GIVEN REQUEST — Locate the word "Mississippi" in the material, then show every line that holds it.

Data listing
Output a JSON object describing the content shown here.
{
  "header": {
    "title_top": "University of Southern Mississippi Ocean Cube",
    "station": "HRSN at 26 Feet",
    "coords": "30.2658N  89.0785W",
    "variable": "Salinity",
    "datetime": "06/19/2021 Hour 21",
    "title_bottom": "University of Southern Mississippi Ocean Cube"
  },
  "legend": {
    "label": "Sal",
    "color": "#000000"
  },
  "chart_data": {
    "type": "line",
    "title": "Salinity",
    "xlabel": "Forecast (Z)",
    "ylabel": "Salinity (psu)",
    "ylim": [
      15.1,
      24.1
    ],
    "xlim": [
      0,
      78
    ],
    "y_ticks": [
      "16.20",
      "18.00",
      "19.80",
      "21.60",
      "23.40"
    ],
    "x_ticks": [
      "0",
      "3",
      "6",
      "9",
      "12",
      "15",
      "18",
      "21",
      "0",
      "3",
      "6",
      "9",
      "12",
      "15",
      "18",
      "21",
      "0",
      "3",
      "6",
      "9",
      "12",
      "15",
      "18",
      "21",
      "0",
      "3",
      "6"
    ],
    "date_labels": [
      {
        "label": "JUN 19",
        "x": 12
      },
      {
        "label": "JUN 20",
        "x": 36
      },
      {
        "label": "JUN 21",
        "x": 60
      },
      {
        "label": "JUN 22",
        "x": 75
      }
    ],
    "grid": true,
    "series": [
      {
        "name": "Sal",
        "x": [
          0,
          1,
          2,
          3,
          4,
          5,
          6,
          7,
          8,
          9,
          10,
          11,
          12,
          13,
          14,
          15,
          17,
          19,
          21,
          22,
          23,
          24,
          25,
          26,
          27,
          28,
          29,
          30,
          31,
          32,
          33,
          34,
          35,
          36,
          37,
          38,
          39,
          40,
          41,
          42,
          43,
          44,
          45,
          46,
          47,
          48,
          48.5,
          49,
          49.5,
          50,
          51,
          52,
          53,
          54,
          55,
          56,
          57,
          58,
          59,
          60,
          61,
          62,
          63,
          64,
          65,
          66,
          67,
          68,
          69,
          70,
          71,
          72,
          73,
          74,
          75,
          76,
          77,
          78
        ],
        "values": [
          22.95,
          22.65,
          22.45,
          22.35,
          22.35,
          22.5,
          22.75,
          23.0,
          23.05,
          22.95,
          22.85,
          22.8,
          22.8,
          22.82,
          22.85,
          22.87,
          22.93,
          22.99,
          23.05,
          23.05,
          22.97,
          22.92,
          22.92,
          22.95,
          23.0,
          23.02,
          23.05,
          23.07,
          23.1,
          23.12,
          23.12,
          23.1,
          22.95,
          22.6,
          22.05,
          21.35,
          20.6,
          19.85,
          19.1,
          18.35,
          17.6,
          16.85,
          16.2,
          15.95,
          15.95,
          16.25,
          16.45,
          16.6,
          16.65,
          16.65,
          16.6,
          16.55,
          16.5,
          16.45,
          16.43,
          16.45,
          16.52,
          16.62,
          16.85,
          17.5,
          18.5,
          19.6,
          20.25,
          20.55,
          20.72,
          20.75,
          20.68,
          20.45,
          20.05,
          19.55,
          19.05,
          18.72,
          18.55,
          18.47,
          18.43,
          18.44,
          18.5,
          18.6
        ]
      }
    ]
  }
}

FULL RESPONSE —
    "title_top": "University of Southern Mississippi Ocean Cube",
    "title_bottom": "University of Southern Mississippi Ocean Cube"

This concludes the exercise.